WHAT TO PRODUCE » The lines you need are those holding the word "Shigella"; pull them from the material.

DATASET CONTENT »
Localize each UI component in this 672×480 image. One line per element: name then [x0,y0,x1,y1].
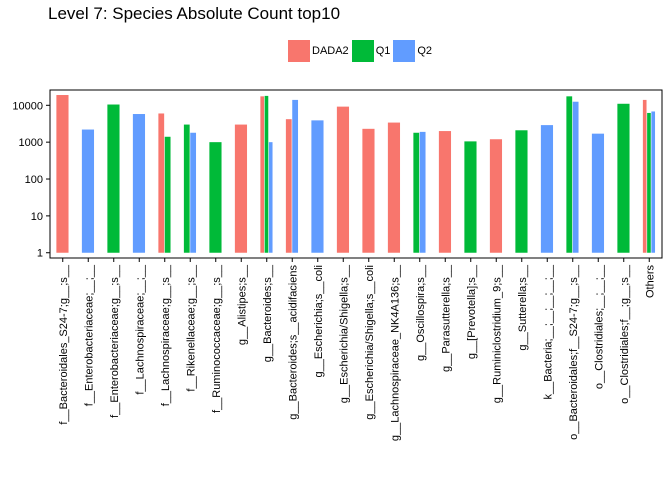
x-tick-label-19: k__Bacteria;__;__;__;__;__ [542,264,554,399]
x-tick-label-22: o__Clostridiales;f__;g__;s__ [619,264,631,404]
bar-dada2-17 [489,139,503,253]
x-tick-label-1: f__Enterobacteriaceae;__;__ [83,264,95,406]
x-tick-label-16: g__[Prevotella];s__ [466,264,478,359]
bar-q1-4 [164,136,171,253]
bar-q2-9 [292,99,299,253]
bar-q1-6 [209,142,222,253]
bar-q2-10 [311,120,324,253]
bar-q1-20 [566,96,573,253]
x-tick-label-8: g__Bacteroides;s__ [262,264,274,362]
bar-dada2-15 [438,131,452,253]
bar-q1-5 [183,124,190,253]
bar-q2-14 [419,131,426,253]
x-tick-label-21: o__Clostridiales;__;__;__ [593,264,605,389]
legend-swatch-q2 [393,40,416,62]
bar-q1-22 [617,103,630,253]
bar-q1-23 [647,112,651,253]
bar-q2-5 [190,132,197,253]
x-tick-label-9: g__Bacteroides;s__acidifaciens [287,265,299,420]
legend-item-q2: Q2 [393,40,434,62]
x-tick-label-18: g__Sutterella;s__ [517,264,529,350]
legend-swatch-dada2 [288,40,310,62]
x-tick-label-3: f__Lachnospiraceae;__;__ [134,264,146,395]
bar-dada2-7 [234,124,248,253]
bar-dada2-23 [642,99,647,253]
bar-q1-2 [107,104,120,253]
bar-dada2-11 [336,106,350,253]
bar-dada2-8 [260,96,265,253]
y-tick-label-0: 1 [37,248,43,260]
chart-title: Level 7: Species Absolute Count top10 [48,4,341,23]
x-tick-label-4: f__Lachnospiraceae;g__;s__ [160,264,172,406]
x-tick-label-6: f__Ruminococcaceae;g__;s__ [211,264,223,413]
x-tick-label-12: g__Escherichia/Shigella;s__coli [364,265,376,420]
x-tick-label-17: g__Ruminiclostridium_9;s__ [491,264,503,403]
y-tick-label-2: 100 [25,174,43,186]
bar-q1-8 [264,95,269,253]
x-tick-label-5: f__Rikenellaceae;g__;s__ [185,264,197,391]
bar-q1-14 [413,132,420,253]
bar-dada2-4 [158,113,165,253]
bar-q2-20 [572,101,579,253]
legend-item-dada2: DADA2 [288,40,351,62]
bar-q2-21 [591,133,605,253]
bar-q1-18 [515,130,528,253]
x-tick-label-2: f__Enterobacteriaceae;g__;s__ [109,264,121,418]
x-tick-label-11: g__Escherichia/Shigella;s__ [338,264,350,403]
x-tick-label-20: o__Bacteroidales;f__S24-7;g__;s__ [568,264,580,440]
legend-label-dada2: DADA2 [312,45,349,57]
y-tick-label-3: 1000 [19,137,43,149]
legend-swatch-q1 [351,40,374,62]
y-tick-label-1: 10 [31,211,43,223]
x-tick-label-10: g__Escherichia;s__coli [313,265,325,378]
bar-q2-23 [651,111,656,253]
legend-item-q1: Q1 [351,40,393,62]
legend-label-q1: Q1 [375,45,391,57]
bar-q1-16 [464,141,477,253]
bar-q2-19 [540,125,554,253]
x-tick-label-0: f__Bacteroidales_S24-7;g__;s__ [58,264,70,424]
x-tick-label-7: g__Alistipes;s__ [236,264,248,345]
bar-q2-8 [268,142,273,253]
x-tick-label-23: Others [644,265,656,299]
bar-q2-1 [81,129,95,253]
x-tick-label-15: g__Parasutterella;s__ [440,264,452,372]
bar-dada2-0 [56,95,69,253]
x-tick-label-14: g__Oscillospira;s__ [415,264,427,361]
bar-dada2-12 [362,128,375,253]
y-tick-label-4: 10000 [12,100,43,112]
legend-label-q2: Q2 [417,45,433,57]
bar-q2-3 [132,114,146,253]
x-tick-label-13: g__Lachnospiraceae_NK4A136;s__ [389,264,401,441]
legend: DADA2 Q1 Q2 [288,40,435,62]
plot-panel [49,89,663,259]
bar-dada2-13 [387,122,401,253]
bar-dada2-9 [285,119,292,253]
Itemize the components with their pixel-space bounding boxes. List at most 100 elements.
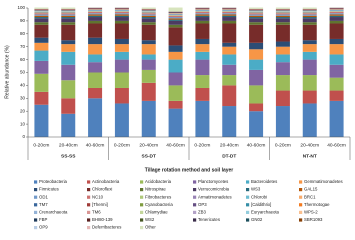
bar-segment [195,8,210,10]
bar-segment [275,41,290,47]
bar-segment [302,13,317,15]
bar-segment [195,10,210,12]
legend-label: Actinobacteria [92,179,120,184]
legend-label: Deferribacteres [92,225,121,230]
bar-segment [222,9,237,10]
y-tick-label: 50 [20,70,26,75]
bar-segment [61,44,76,52]
bar-segment [195,14,210,16]
bar-segment [329,9,344,11]
bar-segment [329,10,344,12]
bar-segment [222,13,237,15]
bar-segment [61,12,76,14]
legend-label: Armatimonadetes [198,194,232,199]
bar-segment [329,64,344,78]
bar-segment [222,20,237,24]
bar-segment [34,104,49,137]
bar-segment [275,90,290,107]
y-tick-label: 40 [20,83,26,88]
bar-segment [168,24,183,28]
bar-segment [168,85,183,101]
x-tick-label: 0-20cm [33,142,49,148]
legend-swatch [193,203,197,207]
bar-segment [222,54,237,65]
bar-segment [34,37,49,43]
bar-segment [168,45,183,52]
bar-segment [302,11,317,12]
bar-segment [275,15,290,18]
bar-segment [249,12,264,14]
bar-segment [249,42,264,50]
bar-segment [249,7,264,9]
bar-segment [141,59,156,70]
bar-segment [61,15,76,18]
bar-segment [249,24,264,43]
bar-segment [329,11,344,14]
bar-segment [114,10,129,12]
bar-segment [195,38,210,45]
bar-segment [222,10,237,12]
bar-segment [302,15,317,18]
legend-label: Cyanobacteria [145,202,173,207]
bar-segment [88,9,103,11]
x-tick-label: 20-40cm [59,142,78,148]
bar-segment [88,15,103,18]
bar-segment [141,10,156,12]
bar-segment [302,22,317,25]
bar-segment [141,13,156,15]
legend-swatch [140,226,144,230]
bar-segment [61,98,76,114]
bar-segment [249,13,264,15]
bar-segment [168,13,183,15]
bar-segment [222,75,237,86]
bar-segment [249,69,264,86]
bar-segment [249,9,264,11]
bar-segment [222,14,237,16]
bar-segment [249,49,264,60]
bar-segment [34,10,49,12]
bar-segment [302,12,317,14]
legend-swatch [87,188,91,192]
legend-swatch [87,203,91,207]
bar-segment [88,54,103,63]
bar-segment [114,14,129,16]
bar-segment [222,85,237,107]
legend-label: Fibrobacteres [145,194,171,199]
bar-segment [168,13,183,14]
legend-label: Gemmatimonadetes [304,179,343,184]
bar-segment [249,11,264,12]
bar-segment [61,9,76,10]
y-tick-label: 90 [20,18,26,23]
bar-segment [34,60,49,74]
legend-label: Other [145,225,156,230]
bar-segment [88,10,103,12]
bar-segment [302,40,317,45]
legend-swatch [140,218,144,222]
legend-swatch [193,210,197,214]
bar-segment [302,44,317,52]
legend-label: GAL15 [304,187,318,192]
bar-segment [249,11,264,13]
legend-label: Planctomycetes [198,179,228,184]
bar-segment [168,12,183,14]
bar-segment [34,50,49,61]
bar-segment [34,73,49,92]
bar-segment [249,15,264,18]
bar-segment [61,51,76,65]
bar-segment [222,15,237,18]
legend-label: Tenericutes [198,217,220,222]
x-tick-label: 0-20cm [194,142,210,148]
bar-segment [114,13,129,15]
bar-segment [168,14,183,16]
bar-segment [34,42,49,51]
bar-segment [329,54,344,65]
bar-segment [168,15,183,18]
bar-segment [195,13,210,15]
bar-segment [222,23,237,43]
x-tick-label: 20-40cm [139,142,158,148]
x-tick-label: 20-40cm [300,142,319,148]
bar-segment [168,7,183,12]
bar-segment [114,103,129,137]
legend-label: Crenarchaeota [39,210,68,215]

RESPONSE TO THIS EXERCISE »
x-tick-label-12: g__Escherichia/Shigella;s__coli [364,265,376,420]
x-tick-label-11: g__Escherichia/Shigella;s__ [338,264,350,403]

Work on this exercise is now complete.